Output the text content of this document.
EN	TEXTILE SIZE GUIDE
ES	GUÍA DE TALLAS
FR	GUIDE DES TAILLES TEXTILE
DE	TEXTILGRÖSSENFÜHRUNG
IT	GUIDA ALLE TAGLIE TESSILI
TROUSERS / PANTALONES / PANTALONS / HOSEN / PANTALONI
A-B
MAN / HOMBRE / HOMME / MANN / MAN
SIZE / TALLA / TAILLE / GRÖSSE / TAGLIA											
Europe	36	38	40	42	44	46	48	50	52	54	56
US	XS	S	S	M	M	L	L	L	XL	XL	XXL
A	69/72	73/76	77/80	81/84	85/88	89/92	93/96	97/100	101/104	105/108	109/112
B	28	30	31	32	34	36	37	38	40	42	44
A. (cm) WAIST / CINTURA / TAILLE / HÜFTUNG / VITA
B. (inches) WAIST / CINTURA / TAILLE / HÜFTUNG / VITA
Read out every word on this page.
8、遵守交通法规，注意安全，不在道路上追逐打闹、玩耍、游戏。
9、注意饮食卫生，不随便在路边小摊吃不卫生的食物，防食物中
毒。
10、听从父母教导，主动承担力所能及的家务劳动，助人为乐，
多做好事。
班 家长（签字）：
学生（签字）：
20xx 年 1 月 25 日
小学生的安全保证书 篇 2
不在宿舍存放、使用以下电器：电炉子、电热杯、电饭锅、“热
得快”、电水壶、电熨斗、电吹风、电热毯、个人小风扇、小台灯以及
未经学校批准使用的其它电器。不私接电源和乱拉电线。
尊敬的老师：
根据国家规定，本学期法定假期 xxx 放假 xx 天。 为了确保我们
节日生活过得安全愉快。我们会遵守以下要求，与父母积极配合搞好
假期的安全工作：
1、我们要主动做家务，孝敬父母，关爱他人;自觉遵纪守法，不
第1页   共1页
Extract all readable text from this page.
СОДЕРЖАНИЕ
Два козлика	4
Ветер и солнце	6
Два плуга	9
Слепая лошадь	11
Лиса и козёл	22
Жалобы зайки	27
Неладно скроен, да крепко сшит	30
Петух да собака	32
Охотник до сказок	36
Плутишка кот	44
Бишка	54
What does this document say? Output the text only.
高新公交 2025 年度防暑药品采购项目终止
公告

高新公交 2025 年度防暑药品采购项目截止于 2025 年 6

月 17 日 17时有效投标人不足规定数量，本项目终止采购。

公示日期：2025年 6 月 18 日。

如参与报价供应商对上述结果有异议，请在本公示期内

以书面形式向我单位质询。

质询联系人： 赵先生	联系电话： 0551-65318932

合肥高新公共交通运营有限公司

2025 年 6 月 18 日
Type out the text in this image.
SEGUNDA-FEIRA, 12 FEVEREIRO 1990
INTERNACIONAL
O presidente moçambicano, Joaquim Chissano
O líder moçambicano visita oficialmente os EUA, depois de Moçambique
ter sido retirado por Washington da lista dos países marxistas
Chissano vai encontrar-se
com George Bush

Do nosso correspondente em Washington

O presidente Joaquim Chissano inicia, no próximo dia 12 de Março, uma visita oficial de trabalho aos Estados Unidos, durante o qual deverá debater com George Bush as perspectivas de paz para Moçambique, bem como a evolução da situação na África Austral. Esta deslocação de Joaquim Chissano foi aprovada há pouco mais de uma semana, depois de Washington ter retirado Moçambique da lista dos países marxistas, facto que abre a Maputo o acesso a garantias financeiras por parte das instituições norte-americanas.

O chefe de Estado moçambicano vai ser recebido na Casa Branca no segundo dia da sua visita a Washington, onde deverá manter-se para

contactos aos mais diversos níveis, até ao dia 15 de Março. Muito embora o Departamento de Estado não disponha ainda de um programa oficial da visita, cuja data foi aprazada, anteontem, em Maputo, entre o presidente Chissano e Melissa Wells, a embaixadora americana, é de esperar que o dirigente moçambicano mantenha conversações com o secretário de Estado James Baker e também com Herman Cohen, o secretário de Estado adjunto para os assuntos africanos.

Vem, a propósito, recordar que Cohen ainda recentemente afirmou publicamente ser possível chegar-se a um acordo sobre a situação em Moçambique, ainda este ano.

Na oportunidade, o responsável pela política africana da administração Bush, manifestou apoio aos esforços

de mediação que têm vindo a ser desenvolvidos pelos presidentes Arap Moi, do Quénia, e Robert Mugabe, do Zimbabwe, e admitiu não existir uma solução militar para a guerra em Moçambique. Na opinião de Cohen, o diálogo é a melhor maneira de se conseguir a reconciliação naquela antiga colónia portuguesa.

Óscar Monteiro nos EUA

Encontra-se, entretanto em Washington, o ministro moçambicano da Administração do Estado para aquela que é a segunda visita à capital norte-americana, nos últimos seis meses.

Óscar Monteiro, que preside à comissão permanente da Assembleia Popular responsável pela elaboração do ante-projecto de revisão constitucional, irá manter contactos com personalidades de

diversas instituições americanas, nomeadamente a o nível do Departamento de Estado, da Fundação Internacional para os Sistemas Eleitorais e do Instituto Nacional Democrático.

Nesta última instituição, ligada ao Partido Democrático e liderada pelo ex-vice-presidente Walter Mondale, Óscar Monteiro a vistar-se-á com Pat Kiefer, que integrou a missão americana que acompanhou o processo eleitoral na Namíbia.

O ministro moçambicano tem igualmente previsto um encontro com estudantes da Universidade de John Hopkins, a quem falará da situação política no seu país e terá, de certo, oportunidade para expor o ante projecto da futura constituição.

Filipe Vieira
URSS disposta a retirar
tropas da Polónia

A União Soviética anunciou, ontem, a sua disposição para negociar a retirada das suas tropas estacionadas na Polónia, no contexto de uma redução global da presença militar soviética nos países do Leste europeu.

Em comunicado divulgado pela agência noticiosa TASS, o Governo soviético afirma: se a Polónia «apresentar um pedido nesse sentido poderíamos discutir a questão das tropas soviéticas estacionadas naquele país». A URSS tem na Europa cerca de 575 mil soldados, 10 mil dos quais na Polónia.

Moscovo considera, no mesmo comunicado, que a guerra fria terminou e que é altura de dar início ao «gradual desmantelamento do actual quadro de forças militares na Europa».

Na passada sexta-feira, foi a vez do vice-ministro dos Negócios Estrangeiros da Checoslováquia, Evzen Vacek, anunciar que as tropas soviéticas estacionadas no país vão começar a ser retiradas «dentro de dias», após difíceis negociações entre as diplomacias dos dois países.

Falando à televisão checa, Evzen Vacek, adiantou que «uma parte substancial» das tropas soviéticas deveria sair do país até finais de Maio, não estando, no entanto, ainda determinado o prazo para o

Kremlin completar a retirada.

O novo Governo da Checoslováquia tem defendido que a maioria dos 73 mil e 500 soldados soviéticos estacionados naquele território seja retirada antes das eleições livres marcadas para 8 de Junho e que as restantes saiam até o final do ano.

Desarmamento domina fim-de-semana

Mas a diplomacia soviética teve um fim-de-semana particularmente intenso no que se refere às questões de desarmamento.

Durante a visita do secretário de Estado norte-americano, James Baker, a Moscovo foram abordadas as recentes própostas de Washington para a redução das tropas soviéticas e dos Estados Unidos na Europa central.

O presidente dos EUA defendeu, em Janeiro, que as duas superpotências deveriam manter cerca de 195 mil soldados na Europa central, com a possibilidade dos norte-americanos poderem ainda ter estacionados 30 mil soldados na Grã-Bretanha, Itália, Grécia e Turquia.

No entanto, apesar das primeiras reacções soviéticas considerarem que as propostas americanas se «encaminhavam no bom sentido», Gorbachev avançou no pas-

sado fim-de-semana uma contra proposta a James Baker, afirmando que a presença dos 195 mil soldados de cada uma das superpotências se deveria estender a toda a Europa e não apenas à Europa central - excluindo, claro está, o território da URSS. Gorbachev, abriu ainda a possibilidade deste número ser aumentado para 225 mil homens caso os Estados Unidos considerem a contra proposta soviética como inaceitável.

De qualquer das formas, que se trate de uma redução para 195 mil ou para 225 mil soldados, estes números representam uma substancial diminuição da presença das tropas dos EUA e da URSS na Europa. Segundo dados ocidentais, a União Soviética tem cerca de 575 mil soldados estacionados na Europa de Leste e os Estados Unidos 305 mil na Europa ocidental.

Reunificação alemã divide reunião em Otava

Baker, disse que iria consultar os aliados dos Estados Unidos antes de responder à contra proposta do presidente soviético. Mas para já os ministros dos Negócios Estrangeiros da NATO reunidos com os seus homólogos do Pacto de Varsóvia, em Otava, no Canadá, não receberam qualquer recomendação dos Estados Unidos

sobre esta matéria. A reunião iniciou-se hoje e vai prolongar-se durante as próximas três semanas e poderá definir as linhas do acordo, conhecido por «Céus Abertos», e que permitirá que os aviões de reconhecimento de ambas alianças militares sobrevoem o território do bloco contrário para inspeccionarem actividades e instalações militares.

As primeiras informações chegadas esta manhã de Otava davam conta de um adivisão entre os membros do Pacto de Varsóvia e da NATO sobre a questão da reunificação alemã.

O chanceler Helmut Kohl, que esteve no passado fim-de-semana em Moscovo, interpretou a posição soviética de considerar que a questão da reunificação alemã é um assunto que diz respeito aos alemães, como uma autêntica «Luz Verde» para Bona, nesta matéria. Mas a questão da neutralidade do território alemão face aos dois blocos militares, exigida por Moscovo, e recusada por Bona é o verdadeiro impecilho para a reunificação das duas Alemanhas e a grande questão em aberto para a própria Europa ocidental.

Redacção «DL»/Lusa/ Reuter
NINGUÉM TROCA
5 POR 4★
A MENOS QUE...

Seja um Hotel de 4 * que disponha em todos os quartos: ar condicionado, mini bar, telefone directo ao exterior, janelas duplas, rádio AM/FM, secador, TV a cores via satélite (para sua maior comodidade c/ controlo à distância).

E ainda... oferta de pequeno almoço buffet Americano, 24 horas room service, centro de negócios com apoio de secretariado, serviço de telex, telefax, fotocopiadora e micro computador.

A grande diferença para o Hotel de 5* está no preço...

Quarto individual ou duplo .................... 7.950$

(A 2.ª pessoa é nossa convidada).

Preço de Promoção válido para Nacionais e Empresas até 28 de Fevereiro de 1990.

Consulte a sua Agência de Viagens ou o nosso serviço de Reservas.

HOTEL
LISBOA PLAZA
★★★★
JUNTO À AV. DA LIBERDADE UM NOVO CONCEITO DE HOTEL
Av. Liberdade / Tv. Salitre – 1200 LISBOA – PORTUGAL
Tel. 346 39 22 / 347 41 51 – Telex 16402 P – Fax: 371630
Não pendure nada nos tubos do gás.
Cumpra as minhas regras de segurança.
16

**WHAT IS REQUIRED:** Copy every line above that holds the word "naquele".

**EXPECTED ANSWER:**
Em comunicado divulgado pela agência noticiosa TASS, o Governo soviético afirma: se a Polónia «apresentar um pedido nesse sentido poderíamos discutir a questão das tropas soviéticas estacionadas naquele país». A URSS tem na Europa cerca de 575 mil soldados, 10 mil dos quais na Polónia.
O novo Governo da Checoslováquia tem defendido que a maioria dos 73 mil e 500 soldados soviéticos estacionados naquele território seja retirada antes das eleições livres marcadas para 8 de Junho e que as restantes saiam até o final do ano.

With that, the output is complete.